• _Do this_
From the entries below, please gather each line containing the string "точку".

• _Data excerpts_
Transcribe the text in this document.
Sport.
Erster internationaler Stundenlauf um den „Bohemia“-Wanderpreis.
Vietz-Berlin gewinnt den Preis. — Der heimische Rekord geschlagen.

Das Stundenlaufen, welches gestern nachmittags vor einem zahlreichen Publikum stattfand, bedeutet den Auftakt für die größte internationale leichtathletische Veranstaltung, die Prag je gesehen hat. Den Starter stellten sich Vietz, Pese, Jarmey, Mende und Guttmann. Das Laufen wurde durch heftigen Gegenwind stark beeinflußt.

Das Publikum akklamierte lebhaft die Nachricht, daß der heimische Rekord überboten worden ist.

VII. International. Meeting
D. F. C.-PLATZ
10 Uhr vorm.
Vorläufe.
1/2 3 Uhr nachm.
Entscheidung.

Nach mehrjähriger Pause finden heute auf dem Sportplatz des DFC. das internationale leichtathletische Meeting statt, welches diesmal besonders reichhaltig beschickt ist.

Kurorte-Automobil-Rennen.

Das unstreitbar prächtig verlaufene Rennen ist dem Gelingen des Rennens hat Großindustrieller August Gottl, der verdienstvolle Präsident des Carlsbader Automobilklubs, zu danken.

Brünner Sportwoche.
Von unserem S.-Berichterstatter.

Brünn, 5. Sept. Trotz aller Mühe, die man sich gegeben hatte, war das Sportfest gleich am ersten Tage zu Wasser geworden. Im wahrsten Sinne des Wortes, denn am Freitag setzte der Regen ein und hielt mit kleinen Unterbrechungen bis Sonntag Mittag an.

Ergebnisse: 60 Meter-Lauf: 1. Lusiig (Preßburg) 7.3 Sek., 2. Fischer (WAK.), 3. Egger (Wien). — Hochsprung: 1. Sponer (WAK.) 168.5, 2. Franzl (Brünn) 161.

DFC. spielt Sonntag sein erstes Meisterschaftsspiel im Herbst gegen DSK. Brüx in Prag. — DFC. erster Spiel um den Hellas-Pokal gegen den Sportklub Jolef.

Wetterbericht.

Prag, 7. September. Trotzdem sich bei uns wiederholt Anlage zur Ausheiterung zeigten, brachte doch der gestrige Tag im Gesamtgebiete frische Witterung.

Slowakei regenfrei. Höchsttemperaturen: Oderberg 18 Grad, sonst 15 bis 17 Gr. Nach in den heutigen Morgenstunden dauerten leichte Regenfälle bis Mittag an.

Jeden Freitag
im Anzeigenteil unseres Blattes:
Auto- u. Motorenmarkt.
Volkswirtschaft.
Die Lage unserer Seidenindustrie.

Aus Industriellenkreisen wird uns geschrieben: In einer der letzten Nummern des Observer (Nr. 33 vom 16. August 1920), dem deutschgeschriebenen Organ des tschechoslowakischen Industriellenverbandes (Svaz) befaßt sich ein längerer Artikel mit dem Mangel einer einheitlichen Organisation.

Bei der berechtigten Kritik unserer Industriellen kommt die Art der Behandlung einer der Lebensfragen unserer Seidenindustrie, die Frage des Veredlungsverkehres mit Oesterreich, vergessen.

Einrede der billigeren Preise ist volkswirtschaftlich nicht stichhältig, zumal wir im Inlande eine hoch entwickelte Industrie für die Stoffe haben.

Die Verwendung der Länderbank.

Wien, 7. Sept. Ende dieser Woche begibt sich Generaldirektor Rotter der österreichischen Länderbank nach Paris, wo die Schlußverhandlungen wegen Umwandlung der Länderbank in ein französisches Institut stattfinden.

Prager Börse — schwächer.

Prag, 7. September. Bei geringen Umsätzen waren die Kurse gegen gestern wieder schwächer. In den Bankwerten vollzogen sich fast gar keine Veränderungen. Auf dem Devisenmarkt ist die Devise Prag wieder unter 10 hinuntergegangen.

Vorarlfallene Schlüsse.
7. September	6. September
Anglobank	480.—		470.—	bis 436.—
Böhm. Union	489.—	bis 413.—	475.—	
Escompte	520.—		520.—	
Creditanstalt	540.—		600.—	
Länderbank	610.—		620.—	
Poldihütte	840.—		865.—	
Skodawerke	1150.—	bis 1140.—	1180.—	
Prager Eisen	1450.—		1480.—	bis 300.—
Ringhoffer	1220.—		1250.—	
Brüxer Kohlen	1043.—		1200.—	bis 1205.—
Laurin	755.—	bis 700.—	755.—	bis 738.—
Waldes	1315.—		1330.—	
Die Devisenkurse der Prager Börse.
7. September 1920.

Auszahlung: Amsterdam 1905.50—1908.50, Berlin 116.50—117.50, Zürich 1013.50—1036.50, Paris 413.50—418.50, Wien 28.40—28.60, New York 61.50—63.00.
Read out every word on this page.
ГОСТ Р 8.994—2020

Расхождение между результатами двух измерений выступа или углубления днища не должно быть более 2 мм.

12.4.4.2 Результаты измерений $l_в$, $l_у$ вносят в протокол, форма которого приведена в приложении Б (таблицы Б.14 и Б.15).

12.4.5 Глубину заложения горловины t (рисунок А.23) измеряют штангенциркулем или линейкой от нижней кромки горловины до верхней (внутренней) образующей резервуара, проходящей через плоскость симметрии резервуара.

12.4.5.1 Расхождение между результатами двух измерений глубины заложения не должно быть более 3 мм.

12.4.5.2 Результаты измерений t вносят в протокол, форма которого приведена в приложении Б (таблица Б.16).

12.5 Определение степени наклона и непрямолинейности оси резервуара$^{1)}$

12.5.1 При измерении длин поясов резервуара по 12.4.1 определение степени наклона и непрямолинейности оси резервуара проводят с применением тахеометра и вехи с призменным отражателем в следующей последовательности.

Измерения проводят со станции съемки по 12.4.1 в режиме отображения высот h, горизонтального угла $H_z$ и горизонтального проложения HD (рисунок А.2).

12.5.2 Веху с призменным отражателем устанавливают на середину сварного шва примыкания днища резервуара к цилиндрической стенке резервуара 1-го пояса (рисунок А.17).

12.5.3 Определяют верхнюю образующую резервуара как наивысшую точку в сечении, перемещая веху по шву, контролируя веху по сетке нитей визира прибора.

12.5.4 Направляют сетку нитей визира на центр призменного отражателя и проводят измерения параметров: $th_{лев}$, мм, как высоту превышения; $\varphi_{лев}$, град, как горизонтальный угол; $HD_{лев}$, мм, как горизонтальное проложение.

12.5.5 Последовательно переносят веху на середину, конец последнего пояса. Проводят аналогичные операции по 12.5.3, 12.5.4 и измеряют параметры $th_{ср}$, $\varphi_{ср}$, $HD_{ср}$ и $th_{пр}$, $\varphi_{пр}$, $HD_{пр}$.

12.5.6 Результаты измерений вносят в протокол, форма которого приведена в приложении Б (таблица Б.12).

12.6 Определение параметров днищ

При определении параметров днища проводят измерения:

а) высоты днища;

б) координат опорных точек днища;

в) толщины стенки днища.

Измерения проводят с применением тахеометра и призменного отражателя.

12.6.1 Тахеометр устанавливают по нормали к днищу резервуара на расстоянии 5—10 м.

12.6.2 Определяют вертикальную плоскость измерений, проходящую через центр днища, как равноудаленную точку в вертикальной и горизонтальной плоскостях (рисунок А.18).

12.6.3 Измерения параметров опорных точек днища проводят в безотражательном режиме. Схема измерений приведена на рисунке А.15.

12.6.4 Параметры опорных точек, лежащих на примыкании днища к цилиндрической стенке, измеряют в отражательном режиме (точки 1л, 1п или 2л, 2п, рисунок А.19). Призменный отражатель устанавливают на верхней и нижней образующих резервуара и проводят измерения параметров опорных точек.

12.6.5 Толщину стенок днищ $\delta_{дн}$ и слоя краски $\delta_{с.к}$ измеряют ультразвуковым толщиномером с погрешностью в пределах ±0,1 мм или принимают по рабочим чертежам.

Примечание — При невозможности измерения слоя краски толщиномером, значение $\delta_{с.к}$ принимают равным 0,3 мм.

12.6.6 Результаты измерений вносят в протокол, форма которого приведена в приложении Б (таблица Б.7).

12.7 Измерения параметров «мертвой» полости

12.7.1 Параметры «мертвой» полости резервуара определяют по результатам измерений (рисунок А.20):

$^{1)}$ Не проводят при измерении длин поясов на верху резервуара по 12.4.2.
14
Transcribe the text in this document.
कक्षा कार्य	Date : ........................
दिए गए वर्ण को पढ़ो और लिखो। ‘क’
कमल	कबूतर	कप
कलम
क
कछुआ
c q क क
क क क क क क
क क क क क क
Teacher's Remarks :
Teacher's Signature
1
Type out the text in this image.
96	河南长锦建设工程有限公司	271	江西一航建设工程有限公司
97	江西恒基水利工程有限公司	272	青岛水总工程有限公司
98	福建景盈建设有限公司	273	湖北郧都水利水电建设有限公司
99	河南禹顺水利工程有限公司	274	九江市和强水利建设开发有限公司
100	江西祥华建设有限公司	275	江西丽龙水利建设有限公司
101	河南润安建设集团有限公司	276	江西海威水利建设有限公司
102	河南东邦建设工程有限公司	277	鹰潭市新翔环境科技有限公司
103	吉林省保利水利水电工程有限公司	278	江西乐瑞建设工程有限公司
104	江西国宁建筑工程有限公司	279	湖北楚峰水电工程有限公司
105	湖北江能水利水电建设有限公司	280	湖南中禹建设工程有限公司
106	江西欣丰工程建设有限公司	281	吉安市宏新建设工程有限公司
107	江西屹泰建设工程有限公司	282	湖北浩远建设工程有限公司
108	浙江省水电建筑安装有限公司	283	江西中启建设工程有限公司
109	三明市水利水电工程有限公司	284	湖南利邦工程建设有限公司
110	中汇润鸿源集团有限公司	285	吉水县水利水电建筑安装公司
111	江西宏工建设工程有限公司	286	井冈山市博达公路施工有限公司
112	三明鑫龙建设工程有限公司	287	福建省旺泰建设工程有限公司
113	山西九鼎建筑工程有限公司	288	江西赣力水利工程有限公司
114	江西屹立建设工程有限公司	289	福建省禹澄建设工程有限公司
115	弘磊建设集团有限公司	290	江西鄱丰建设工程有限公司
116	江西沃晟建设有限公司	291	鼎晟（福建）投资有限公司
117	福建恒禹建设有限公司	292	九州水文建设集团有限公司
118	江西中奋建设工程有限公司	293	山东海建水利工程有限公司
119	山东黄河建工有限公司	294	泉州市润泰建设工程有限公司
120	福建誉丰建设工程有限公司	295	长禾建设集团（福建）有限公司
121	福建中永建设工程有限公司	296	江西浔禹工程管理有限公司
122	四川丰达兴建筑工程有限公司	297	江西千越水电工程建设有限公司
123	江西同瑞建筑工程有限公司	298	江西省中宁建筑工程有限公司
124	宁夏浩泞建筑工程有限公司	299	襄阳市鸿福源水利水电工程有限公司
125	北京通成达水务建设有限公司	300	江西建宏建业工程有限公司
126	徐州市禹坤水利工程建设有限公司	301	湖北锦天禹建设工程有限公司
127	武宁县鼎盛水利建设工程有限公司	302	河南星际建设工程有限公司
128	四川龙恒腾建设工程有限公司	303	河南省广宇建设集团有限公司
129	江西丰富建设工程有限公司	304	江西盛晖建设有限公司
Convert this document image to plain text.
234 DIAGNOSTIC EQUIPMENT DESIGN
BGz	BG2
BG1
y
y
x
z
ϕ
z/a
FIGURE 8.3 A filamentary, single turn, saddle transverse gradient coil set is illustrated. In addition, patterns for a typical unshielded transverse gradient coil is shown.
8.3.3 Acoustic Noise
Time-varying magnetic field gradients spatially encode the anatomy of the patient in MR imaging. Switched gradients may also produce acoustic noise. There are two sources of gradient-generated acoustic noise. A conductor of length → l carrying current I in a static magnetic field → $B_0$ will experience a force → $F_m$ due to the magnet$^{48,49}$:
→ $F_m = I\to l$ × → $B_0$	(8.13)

• _Task result_
12.5.3 Определяют верхнюю образующую резервуара как наивысшую точку в сечении, перемещая веху по шву, контролируя веху по сетке нитей визира прибора.
12.6.2 Определяют вертикальную плоскость измерений, проходящую через центр днища, как равноудаленную точку в вертикальной и горизонтальной плоскостях (рисунок А.18).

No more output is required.